#### FRAGMENTO SELECCIONADO

Día 7

Estoy sacando mucho partido a mi nueva movilidad. Ayer mismo estaba haciendo cola para pedir la nacionalidad española, cuando escuché la conversación telefónica del chico de atrás con quién parecía ser su novio. De mis trámites mejor no os hablo, porque el funcionario de turno me dijo que por muy español que fuera mi padre mi nacionalidad en todo caso era internacional. A mí me daba igual ser español que del mundo, mientras no fuese de una estantería. El funcionario se mostró muy comprensivo, pero me dijo que con todo lo que estaba pasando en Cataluña en estos momentos lo único que podía darme era un visado de «turista en tránsito sin raíces definidas”, y que volviese más adelante a ver si ya se habían aclarado las cosas.
Más allá de estas burocracias tan absurdas e incomprensibles, tuve una conversación con el joven de la fila de lo más enriquecedora. Cuando acabó de hablar por teléfono le pregunté sobre algunas cosas que había estado escuchando y que no comprendía, fue muy majo y no le importó ni mi curiosidad ni mi desacuerdo. Ésta vino siendo la conversación:

– Hola, perdona pero inevitablemente he escuchado tu conversación.
– ¿Inevitablemente? – dijo con suspicacia el joven.
– Sí, mi curiosidad es inevitable.
– Ya claro. ¿Y?
– Por lo que he entendido vives con tus padres, y le contabas a tu amigo que tu padre es insufrible.
– No sabes cuánto – aclaró el joven.
– ¿Podrías contarme por qué? – le interrogué.
– Porqué no. Tengo veinte siete años, y mi padre me trata como si tuviese seis. Es un pesado. Todos los días me repite lo mismo, todos. – ¿Has buscado trabajo hoy Pedro? ¿Seguro que estás haciendo todo lo que puedes Pedro? ¿No sería mejor que te levantases antes Pedro?… -. ¿Acaso se cree que yo no quiero trabajar, que no quiero irme de esta casa, que no me siento un idiota después de haber estado toda mi vida estudiando y ahora sentir que por muchos currículum que eche parecen no ser del interés de nadie? No le aguanto más. Me pone de los nervios.
– ¿Por qué no le aguantas más?

########
#### ENTRADAS MOSTRADAS

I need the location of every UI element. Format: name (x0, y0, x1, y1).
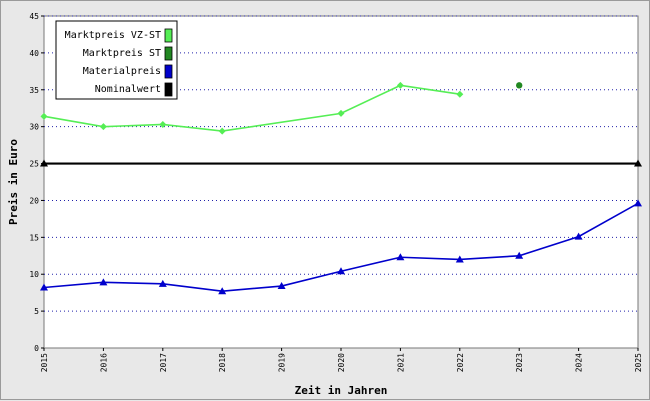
x-tick-label: 2015 (40, 353, 49, 372)
series-2 (40, 199, 642, 295)
data-point (634, 159, 642, 167)
data-point (515, 251, 524, 259)
y-tick-label: 0 (34, 344, 39, 353)
data-point (455, 255, 464, 263)
x-axis-title: Zeit in Jahren (295, 384, 388, 397)
legend: Marktpreis VZ-ST Marktpreis ST Materialpre… (55, 20, 178, 100)
x-tick-label: 2020 (337, 353, 346, 372)
data-point (516, 82, 523, 89)
data-point (159, 120, 167, 128)
data-point (396, 81, 404, 89)
y-tick-label: 15 (29, 233, 39, 242)
data-point (396, 253, 405, 261)
x-tick-label: 2024 (575, 353, 584, 372)
data-point (337, 109, 345, 117)
legend-box (55, 20, 178, 100)
legend-swatch (164, 64, 173, 79)
data-point (40, 112, 48, 120)
x-tick-label: 2018 (218, 353, 227, 372)
x-tick-label: 2016 (99, 353, 108, 372)
x-tick-label: 2022 (456, 353, 465, 372)
y-tick-label: 10 (29, 270, 39, 279)
data-point (99, 278, 108, 286)
x-tick-label: 2021 (396, 353, 405, 372)
data-point (634, 199, 642, 207)
legend-swatch (164, 28, 173, 43)
x-tick-label: 2025 (634, 353, 643, 372)
x-tick-label: 2019 (278, 353, 287, 372)
data-point (218, 127, 226, 135)
legend-label: Nominalwert (95, 84, 161, 95)
x-tick-label: 2023 (515, 353, 524, 372)
data-point (456, 90, 464, 98)
data-point (574, 232, 583, 240)
y-tick-label: 25 (29, 160, 39, 169)
series-layer (40, 81, 642, 295)
legend-swatch (164, 46, 173, 61)
data-point (99, 123, 107, 131)
y-tick-label: 30 (29, 123, 39, 132)
y-tick-label: 40 (29, 49, 39, 58)
data-point (158, 279, 167, 287)
y-tick-label: 35 (29, 86, 39, 95)
data-point (218, 287, 227, 295)
series-0 (40, 81, 464, 135)
data-point (277, 282, 286, 290)
y-axis-title: Preis in Euro (7, 139, 20, 225)
legend-label: Marktpreis VZ-ST (65, 30, 161, 41)
legend-label: Materialpreis (83, 66, 161, 77)
x-tick-label: 2017 (159, 353, 168, 372)
series-1 (516, 82, 523, 89)
legend-label: Marktpreis ST (83, 48, 161, 59)
y-tick-label: 5 (34, 307, 39, 316)
legend-swatch (164, 82, 173, 97)
data-point (337, 267, 345, 275)
y-tick-label: 20 (29, 196, 39, 205)
data-point (40, 283, 48, 291)
y-tick-label: 45 (29, 12, 39, 21)
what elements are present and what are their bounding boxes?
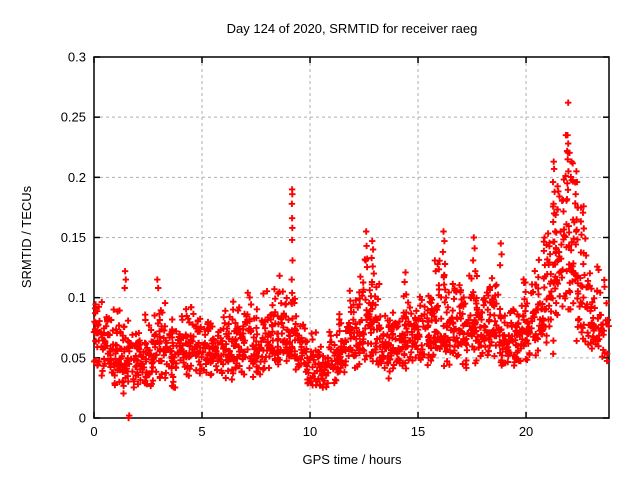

########

PROBLEMA PLANTEADO: ¿Concuerda cada una de estas afirmaciones con el fragmento seleccionado? Responde sí o no y cita literalmente las palabras del texto que lo deciden. 1. A quien narra le concedieron la nacionalidad española. 2. El joven de la fila tiene veintisiete años. 3. Al joven le molestó la curiosidad de quien narra.

SOLUCIÓN DEL PROBLEMA:
1. No: «me dijo que por muy español que fuera mi padre mi nacionalidad en todo caso era internacional».
2. Sí: «Tengo veinte siete años».
3. No: «no le importó ni mi curiosidad ni mi desacuerdo».